* [Challenge]:
In the data below, find every line with the string "Borchert" and pull it out.

* [Exercise material]:
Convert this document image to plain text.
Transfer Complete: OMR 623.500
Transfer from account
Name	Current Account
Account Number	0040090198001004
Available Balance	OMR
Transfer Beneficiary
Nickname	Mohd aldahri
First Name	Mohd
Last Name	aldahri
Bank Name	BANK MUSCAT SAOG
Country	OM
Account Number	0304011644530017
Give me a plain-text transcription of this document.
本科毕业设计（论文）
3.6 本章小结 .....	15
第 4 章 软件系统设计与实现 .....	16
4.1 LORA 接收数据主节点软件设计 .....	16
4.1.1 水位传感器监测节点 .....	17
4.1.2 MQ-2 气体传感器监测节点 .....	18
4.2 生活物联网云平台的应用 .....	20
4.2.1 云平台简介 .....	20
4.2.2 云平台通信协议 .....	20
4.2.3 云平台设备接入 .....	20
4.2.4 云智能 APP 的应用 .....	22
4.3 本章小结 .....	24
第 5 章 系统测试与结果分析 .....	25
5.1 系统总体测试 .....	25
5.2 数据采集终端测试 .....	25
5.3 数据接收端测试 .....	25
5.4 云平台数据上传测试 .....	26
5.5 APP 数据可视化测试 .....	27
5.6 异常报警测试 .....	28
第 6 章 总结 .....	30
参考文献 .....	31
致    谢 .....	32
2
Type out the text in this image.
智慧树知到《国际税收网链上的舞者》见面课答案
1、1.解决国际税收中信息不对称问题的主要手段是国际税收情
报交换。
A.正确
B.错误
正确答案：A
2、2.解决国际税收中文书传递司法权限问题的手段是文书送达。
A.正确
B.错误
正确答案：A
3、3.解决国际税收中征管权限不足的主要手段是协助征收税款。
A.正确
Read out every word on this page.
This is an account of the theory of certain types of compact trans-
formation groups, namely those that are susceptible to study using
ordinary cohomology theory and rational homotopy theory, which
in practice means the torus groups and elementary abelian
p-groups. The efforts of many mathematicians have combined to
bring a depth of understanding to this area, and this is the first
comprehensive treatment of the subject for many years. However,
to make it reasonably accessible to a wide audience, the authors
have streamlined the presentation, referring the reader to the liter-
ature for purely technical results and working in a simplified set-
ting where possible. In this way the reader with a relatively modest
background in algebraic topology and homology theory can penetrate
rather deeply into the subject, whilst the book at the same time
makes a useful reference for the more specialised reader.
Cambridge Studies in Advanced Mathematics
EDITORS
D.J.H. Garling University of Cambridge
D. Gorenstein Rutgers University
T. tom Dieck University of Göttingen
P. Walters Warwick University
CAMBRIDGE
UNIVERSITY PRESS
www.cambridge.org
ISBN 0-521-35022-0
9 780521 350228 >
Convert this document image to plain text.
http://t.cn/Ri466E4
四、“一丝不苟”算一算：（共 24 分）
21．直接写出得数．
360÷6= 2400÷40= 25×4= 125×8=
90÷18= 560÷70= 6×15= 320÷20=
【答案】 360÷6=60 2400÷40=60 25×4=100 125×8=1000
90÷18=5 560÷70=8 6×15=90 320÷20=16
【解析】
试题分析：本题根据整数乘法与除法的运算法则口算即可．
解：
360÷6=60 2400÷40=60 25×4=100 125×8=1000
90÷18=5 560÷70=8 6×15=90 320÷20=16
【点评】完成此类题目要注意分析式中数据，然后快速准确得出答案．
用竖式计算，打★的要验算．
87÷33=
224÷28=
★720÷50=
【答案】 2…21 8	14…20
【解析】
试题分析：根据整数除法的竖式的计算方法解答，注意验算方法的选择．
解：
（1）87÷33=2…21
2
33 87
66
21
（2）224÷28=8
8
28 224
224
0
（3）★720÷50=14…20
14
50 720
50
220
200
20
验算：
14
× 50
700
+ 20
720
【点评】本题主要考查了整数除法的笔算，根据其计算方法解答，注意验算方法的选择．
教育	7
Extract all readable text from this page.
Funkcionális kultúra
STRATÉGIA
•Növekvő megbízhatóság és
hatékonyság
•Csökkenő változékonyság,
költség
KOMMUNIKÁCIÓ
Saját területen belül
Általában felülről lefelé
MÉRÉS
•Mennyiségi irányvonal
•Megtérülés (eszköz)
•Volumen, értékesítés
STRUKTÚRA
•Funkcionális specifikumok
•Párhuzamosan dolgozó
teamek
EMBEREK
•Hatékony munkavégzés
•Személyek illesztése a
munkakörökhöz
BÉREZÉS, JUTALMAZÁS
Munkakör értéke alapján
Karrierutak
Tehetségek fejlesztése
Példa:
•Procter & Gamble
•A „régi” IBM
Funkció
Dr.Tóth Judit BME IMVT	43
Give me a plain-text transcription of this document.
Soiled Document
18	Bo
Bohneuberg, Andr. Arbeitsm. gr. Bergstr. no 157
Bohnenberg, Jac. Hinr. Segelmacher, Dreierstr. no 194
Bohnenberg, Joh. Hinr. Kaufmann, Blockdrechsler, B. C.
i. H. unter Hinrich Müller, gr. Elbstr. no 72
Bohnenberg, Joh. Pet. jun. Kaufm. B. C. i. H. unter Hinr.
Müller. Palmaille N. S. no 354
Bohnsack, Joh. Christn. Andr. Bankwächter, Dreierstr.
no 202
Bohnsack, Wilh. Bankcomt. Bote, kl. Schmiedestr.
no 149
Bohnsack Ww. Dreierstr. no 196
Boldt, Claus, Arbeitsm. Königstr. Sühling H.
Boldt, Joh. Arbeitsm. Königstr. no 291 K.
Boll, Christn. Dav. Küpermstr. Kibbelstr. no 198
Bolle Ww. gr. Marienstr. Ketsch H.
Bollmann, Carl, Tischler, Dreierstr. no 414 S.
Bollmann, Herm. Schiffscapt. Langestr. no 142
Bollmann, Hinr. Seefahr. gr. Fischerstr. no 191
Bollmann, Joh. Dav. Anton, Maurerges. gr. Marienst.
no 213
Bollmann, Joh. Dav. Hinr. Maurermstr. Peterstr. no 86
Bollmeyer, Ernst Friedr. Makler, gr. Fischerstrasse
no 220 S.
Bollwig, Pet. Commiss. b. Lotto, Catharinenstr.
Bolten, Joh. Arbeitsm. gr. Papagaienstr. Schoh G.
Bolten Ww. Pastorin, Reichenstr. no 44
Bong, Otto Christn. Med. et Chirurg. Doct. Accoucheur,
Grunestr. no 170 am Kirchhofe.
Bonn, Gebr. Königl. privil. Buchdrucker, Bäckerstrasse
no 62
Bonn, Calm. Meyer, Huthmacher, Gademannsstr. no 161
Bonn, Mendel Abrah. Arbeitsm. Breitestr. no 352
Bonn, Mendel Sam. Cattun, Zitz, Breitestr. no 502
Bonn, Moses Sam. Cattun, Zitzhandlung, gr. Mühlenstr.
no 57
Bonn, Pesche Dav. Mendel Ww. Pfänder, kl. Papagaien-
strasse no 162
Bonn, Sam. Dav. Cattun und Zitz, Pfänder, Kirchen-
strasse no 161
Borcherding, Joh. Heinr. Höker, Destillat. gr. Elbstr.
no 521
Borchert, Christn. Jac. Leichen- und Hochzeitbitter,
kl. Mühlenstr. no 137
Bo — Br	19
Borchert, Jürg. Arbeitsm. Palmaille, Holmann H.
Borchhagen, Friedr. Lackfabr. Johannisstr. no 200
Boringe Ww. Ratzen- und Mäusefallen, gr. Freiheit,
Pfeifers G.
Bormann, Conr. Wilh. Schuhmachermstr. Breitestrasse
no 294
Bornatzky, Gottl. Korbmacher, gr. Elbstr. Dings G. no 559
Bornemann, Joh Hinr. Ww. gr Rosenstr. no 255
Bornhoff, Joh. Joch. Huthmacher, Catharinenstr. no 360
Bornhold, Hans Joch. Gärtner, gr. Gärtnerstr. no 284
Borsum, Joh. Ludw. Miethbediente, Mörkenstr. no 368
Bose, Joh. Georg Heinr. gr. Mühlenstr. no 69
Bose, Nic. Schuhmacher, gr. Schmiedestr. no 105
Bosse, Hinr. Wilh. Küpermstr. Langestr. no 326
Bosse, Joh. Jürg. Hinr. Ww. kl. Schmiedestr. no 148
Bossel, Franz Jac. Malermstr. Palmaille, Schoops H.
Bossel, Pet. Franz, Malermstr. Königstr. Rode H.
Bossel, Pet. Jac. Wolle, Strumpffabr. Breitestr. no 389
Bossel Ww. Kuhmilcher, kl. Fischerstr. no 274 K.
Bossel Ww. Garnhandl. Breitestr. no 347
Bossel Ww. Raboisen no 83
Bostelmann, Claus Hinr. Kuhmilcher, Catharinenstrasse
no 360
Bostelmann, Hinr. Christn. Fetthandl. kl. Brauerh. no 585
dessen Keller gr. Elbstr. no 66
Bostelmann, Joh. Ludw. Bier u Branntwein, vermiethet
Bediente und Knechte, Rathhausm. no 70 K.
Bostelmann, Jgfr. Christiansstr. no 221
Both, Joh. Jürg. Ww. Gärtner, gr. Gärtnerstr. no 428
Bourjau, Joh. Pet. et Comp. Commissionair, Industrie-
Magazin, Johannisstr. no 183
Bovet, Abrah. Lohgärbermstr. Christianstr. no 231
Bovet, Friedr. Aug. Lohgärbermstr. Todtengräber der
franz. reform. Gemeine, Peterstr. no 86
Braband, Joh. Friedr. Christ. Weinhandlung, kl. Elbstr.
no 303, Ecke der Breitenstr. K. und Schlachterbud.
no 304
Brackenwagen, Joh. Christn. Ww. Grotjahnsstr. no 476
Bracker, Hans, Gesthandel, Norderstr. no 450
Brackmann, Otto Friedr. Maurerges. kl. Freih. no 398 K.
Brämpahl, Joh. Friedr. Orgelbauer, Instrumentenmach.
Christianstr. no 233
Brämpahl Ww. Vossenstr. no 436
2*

* [Task output]:
Borchert, Christn. Jac. Leichen- und Hochzeitbitter,
Borchert, Jürg. Arbeitsm. Palmaille, Holmann H.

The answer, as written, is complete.